**** Dataset entries

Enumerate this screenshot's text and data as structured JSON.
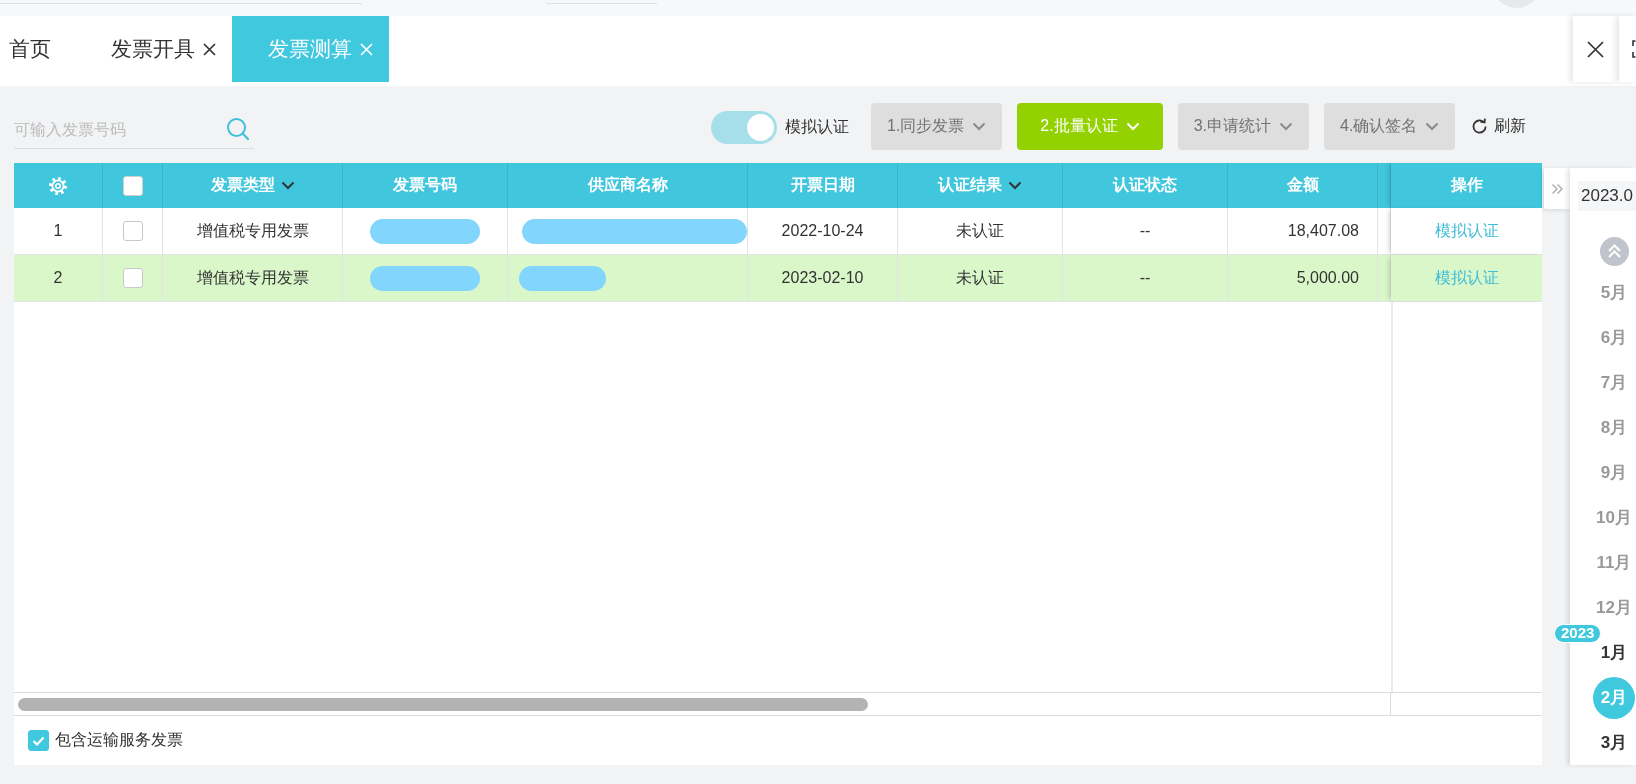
{
  "tabs": [
    {
      "label": "首页",
      "closable": false,
      "selected": false
    },
    {
      "label": "发票开具",
      "closable": true,
      "selected": false
    },
    {
      "label": "发票测算",
      "closable": true,
      "selected": true
    }
  ],
  "toolbar": {
    "search": {
      "placeholder": "可输入发票号码"
    },
    "toggle": {
      "label": "模拟认证",
      "on": true
    },
    "steps": [
      {
        "label": "1.同步发票",
        "disabled": true
      },
      {
        "label": "2.批量认证",
        "disabled": false
      },
      {
        "label": "3.申请统计",
        "disabled": true
      },
      {
        "label": "4.确认签名",
        "disabled": true
      }
    ],
    "refresh": {
      "label": "刷新"
    }
  },
  "table": {
    "columns": [
      {
        "kind": "settings"
      },
      {
        "kind": "select",
        "checked": false
      },
      {
        "kind": "text",
        "label": "发票类型",
        "dropdown": true
      },
      {
        "kind": "text",
        "label": "发票号码",
        "dropdown": false
      },
      {
        "kind": "text",
        "label": "供应商名称",
        "dropdown": false
      },
      {
        "kind": "text",
        "label": "开票日期",
        "dropdown": false
      },
      {
        "kind": "text",
        "label": "认证结果",
        "dropdown": true
      },
      {
        "kind": "text",
        "label": "认证状态",
        "dropdown": false
      },
      {
        "kind": "text",
        "label": "金额",
        "dropdown": false
      },
      {
        "kind": "text",
        "label": "操作",
        "dropdown": false
      }
    ],
    "rows": [
      {
        "index": "1",
        "checked": false,
        "highlighted": false,
        "invoice_type": "增值税专用发票",
        "invoice_number_redacted": true,
        "supplier_redacted": true,
        "date": "2022-10-24",
        "result": "未认证",
        "status": "--",
        "amount": "18,407.08",
        "action": "模拟认证"
      },
      {
        "index": "2",
        "checked": false,
        "highlighted": true,
        "invoice_type": "增值税专用发票",
        "invoice_number_redacted": true,
        "supplier_redacted": true,
        "date": "2023-02-10",
        "result": "未认证",
        "status": "--",
        "amount": "5,000.00",
        "action": "模拟认证"
      }
    ]
  },
  "footer": {
    "include_transport": {
      "label": "包含运输服务发票",
      "checked": true
    }
  },
  "sidebar": {
    "date_field": {
      "value": "2023.0"
    },
    "timeline": [
      {
        "kind": "month",
        "label": "5月",
        "dimmed": true,
        "selected": false
      },
      {
        "kind": "month",
        "label": "6月",
        "dimmed": true,
        "selected": false
      },
      {
        "kind": "month",
        "label": "7月",
        "dimmed": true,
        "selected": false
      },
      {
        "kind": "month",
        "label": "8月",
        "dimmed": true,
        "selected": false
      },
      {
        "kind": "month",
        "label": "9月",
        "dimmed": true,
        "selected": false
      },
      {
        "kind": "month",
        "label": "10月",
        "dimmed": true,
        "selected": false
      },
      {
        "kind": "month",
        "label": "11月",
        "dimmed": true,
        "selected": false
      },
      {
        "kind": "month",
        "label": "12月",
        "dimmed": true,
        "selected": false
      },
      {
        "kind": "year",
        "label": "2023"
      },
      {
        "kind": "month",
        "label": "1月",
        "dimmed": false,
        "selected": false
      },
      {
        "kind": "month",
        "label": "2月",
        "dimmed": false,
        "selected": true
      },
      {
        "kind": "month",
        "label": "3月",
        "dimmed": false,
        "selected": false
      }
    ]
  }
}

********

→ What this task involves: Each record above should come back exactly the same, only without its pictures.

→ Answer to the problem:
Enumerate this screenshot's text and data as structured JSON.
{
  "tabs": [
    {
      "label": "首页",
      "closable": false,
      "selected": false
    },
    {
      "label": "发票开具",
      "closable": true,
      "selected": false
    },
    {
      "label": "发票测算",
      "closable": true,
      "selected": true
    }
  ],
  "toolbar": {
    "search": {
      "placeholder": "可输入发票号码"
    },
    "toggle": {
      "label": "模拟认证",
      "on": true
    },
    "steps": [
      {
        "label": "1.同步发票",
        "disabled": true
      },
      {
        "label": "2.批量认证",
        "disabled": false
      },
      {
        "label": "3.申请统计",
        "disabled": true
      },
      {
        "label": "4.确认签名",
        "disabled": true
      }
    ],
    "refresh": {
      "label": "刷新"
    }
  },
  "table": {
    "columns": [
      {
        "kind": "settings"
      },
      {
        "kind": "select",
        "checked": false
      },
      {
        "kind": "text",
        "label": "发票类型",
        "dropdown": true
      },
      {
        "kind": "text",
        "label": "发票号码",
        "dropdown": false
      },
      {
        "kind": "text",
        "label": "供应商名称",
        "dropdown": false
      },
      {
        "kind": "text",
        "label": "开票日期",
        "dropdown": false
      },
      {
        "kind": "text",
        "label": "认证结果",
        "dropdown": true
      },
      {
        "kind": "text",
        "label": "认证状态",
        "dropdown": false
      },
      {
        "kind": "text",
        "label": "金额",
        "dropdown": false
      },
      {
        "kind": "text",
        "label": "操作",
        "dropdown": false
      }
    ],
    "rows": [
      {
        "index": "1",
        "checked": false,
        "highlighted": false,
        "invoice_type": "增值税专用发票",
        "invoice_number_redacted": true,
        "supplier_redacted": true,
        "date": "2022-10-24",
        "result": "未认证",
        "status": "--",
        "amount": "18,407.08",
        "action": "模拟认证"
      },
      {
        "index": "2",
        "checked": false,
        "highlighted": true,
        "invoice_type": "增值税专用发票",
        "invoice_number_redacted": true,
        "supplier_redacted": true,
        "date": "2023-02-10",
        "result": "未认证",
        "status": "--",
        "amount": "5,000.00",
        "action": "模拟认证"
      }
    ]
  },
  "footer": {
    "include_transport": {
      "label": "包含运输服务发票",
      "checked": true
    }
  },
  "sidebar": {
    "date_field": {
      "value": "2023.0"
    },
    "timeline": [
      {
        "kind": "month",
        "label": "5月",
        "dimmed": true,
        "selected": false
      },
      {
        "kind": "month",
        "label": "6月",
        "dimmed": true,
        "selected": false
      },
      {
        "kind": "month",
        "label": "7月",
        "dimmed": true,
        "selected": false
      },
      {
        "kind": "month",
        "label": "8月",
        "dimmed": true,
        "selected": false
      },
      {
        "kind": "month",
        "label": "9月",
        "dimmed": true,
        "selected": false
      },
      {
        "kind": "month",
        "label": "10月",
        "dimmed": true,
        "selected": false
      },
      {
        "kind": "month",
        "label": "11月",
        "dimmed": true,
        "selected": false
      },
      {
        "kind": "month",
        "label": "12月",
        "dimmed": true,
        "selected": false
      },
      {
        "kind": "year",
        "label": "2023"
      },
      {
        "kind": "month",
        "label": "1月",
        "dimmed": false,
        "selected": false
      },
      {
        "kind": "month",
        "label": "2月",
        "dimmed": false,
        "selected": true
      },
      {
        "kind": "month",
        "label": "3月",
        "dimmed": false,
        "selected": false
      }
    ]
  }
}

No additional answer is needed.